→ **Aufgabenliste**
- A) Schreib aus dem Text über die Schutzmasken von Skylotec den Abschnitt von "Skylotec produziert wiederverwendbare" bis "Covie-19 zu reduzieren." wortgetreu ab.
- B) Wo fertigt Skylotec laut dem Text über die Schutzmasken die OP-Masken?
- C) Führe den Text über die Schutzmasken von Skylotec im Anschluss an seinen letzten Satz weiter.

→ **Vorliegender Text**
Covid-19 14.04.2020, 09:33 Uhr

Skylotec produziert wiederverwendbare Schutzmasken

Ab sofort stellt Skylotec einfache Mund-Nasen-Schutzmasken her. Diese sollen dabei helfen, die Verbreitung möglicher Erreger, die sich in Tropfenform in der Ausatemluft befinden, zu unterbinden und damit das Übertragungsrisiko von Covie-19 zu reduzieren.
(Quelle: Skylotec GmbH)
Viele PSA-Artikel sind in Zeiten der Corona-Kreise vergriffen und haben teilweise lange Lieferzeiten. Dazu zählen: Schutzanzüge, Schutzbrillen, Handschuhe und Schutzmasken. Auf diesen Engpass hat nun auch das Familienunternehmen Skylotec reagiert. Der Hersteller für Absturzsicherungen stellt seine Produktion um und wird in der Firmenzentrale in Neuwied mit den vorhandenen Maschinen manuell einfache OP-Masken aus Baumwolle fertigen. Dazu Dr. Kai Rinklake, Geschäftsführer Skylotec: „Wir schaffen täglich Lösungen, die das Leben unserer Kunden sicherer machen. In diesen besonderen Zeiten ist es unsere gesellschaftliche Aufgabe, unser Können dort einzusetzen, wo es am meisten gebraucht wird."

→ **Bereitgestellte Daten**
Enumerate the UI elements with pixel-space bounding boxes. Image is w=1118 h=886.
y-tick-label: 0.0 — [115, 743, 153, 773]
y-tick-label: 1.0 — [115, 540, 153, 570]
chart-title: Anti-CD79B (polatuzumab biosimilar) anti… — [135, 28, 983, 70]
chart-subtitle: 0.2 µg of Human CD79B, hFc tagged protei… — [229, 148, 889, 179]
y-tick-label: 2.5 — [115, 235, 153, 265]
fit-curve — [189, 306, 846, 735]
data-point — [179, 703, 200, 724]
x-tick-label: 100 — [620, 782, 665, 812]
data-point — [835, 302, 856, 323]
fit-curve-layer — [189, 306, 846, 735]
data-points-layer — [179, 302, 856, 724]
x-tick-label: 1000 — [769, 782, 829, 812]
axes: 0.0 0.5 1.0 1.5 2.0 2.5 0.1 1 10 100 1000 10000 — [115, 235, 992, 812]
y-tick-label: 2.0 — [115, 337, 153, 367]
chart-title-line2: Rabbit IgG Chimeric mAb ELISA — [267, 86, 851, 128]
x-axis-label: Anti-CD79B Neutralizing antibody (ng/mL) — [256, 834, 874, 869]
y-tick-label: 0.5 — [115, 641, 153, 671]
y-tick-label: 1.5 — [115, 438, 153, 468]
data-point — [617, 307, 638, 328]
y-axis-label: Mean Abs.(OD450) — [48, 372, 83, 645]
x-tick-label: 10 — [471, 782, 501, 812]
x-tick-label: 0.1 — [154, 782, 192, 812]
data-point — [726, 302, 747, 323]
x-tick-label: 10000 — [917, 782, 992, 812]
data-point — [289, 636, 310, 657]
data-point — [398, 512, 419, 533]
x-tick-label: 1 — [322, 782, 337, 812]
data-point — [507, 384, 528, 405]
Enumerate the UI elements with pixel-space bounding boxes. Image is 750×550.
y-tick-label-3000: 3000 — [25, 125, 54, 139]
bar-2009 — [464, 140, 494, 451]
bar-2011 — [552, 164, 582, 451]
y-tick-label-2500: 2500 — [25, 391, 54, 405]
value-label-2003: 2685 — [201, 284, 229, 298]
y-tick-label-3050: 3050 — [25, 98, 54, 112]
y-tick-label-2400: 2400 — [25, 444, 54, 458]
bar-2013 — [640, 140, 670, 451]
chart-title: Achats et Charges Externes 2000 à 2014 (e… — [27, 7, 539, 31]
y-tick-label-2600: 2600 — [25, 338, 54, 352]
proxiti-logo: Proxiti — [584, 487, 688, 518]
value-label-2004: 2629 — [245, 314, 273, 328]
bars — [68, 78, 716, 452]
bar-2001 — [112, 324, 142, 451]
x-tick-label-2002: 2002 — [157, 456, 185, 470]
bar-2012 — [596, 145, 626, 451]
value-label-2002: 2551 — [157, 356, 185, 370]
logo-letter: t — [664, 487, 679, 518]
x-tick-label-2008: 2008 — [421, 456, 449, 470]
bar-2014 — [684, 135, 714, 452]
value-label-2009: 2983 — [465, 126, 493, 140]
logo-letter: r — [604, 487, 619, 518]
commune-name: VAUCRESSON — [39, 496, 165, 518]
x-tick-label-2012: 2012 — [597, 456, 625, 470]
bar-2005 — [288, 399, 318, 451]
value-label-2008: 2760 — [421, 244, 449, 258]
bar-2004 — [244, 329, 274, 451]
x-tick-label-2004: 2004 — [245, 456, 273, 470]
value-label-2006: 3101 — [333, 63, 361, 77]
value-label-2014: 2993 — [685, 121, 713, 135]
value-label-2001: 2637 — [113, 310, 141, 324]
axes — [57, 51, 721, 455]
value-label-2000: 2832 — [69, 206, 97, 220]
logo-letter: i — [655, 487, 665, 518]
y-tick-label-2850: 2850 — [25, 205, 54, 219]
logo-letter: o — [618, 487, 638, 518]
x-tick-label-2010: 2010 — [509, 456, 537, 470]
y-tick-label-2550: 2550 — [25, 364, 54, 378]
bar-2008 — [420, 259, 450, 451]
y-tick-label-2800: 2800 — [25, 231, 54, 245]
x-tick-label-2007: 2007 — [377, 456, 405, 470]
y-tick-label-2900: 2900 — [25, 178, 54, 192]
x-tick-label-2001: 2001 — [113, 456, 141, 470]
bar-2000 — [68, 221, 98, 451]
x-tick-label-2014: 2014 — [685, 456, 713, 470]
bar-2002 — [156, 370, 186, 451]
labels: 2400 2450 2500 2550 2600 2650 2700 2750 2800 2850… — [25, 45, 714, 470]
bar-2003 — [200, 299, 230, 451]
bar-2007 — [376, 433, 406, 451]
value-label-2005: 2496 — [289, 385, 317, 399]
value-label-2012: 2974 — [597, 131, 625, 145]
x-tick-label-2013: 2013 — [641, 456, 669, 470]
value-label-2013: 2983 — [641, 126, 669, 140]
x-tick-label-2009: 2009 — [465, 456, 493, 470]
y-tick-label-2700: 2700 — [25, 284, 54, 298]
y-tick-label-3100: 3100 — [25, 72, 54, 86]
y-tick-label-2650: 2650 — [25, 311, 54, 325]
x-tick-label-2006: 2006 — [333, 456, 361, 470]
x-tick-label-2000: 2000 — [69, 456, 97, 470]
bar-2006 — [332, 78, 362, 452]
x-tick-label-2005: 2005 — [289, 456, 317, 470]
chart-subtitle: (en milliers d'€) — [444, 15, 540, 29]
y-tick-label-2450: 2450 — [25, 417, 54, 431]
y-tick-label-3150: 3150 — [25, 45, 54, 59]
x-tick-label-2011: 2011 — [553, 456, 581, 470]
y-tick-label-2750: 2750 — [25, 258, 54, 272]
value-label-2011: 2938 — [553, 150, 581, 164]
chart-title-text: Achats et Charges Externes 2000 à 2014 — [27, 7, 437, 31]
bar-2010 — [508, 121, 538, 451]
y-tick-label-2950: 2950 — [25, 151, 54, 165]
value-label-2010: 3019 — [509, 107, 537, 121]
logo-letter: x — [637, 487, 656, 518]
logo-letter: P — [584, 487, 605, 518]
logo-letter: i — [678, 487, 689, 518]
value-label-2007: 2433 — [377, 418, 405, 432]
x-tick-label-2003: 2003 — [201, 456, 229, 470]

→ **Geordnete Ergebnisse**
- A)
Skylotec produziert wiederverwendbare Schutzmasken

Ab sofort stellt Skylotec einfache Mund-Nasen-Schutzmasken her. Diese sollen dabei helfen, die Verbreitung möglicher Erreger, die sich in Tropfenform in der Ausatemluft befinden, zu unterbinden und damit das Übertragungsrisiko von Covie-19 zu reduzieren.

- B) In der Firmenzentrale in Neuwied.

- C)
 
Auf diese Weise möchte Skylotec dazu beitragen, die Ausbreitung des Virus zu reduzieren. Der Mund-Nasen-Schutz kann beispielsweise von Menschen getragen werden, die in die Öffentlichkeit gehen und nicht wissen, ob sie infektiös sind. Darüber hinaus können die Schutzmasken von Klinik- oder Pflegepersonal eingesetzt werden, das Patienten vor den eigenen Atememissionen schützen möchte. Die Masken dienen zum Schutz anderer und helfen gegen die Verbreitung von Flüssigkeitsspritzern in der eigenen Ausatemluft. Ein Mindestabstand von 1,50 Metern sollte dennoch eingehalten werden. Die Maske ist waschbar und daher wiederverwendbar. Die Produktion erfolgt nach den Leitlinien zur Herstellung medizinischer Ausrüstung, die die EU-Kommission unlängst veröffentlicht hat. Sie soll zunächst am Standort in Deutschland erfolgen, bei Bedarf aber auch auf die Produktionsstätte in Ungarn erweitert werden. Frei verkäuflich sollen die Mund-Nasen-Masken zunächst nicht sein. „Wir bieten sie Gesundheits- und Landratsämtern als Unterstützung an und möchten gemeinsam mit den Behörden abstimmen, wo tatsächlich ein Bedarf an Masken besteht“, erklärt Rinklake.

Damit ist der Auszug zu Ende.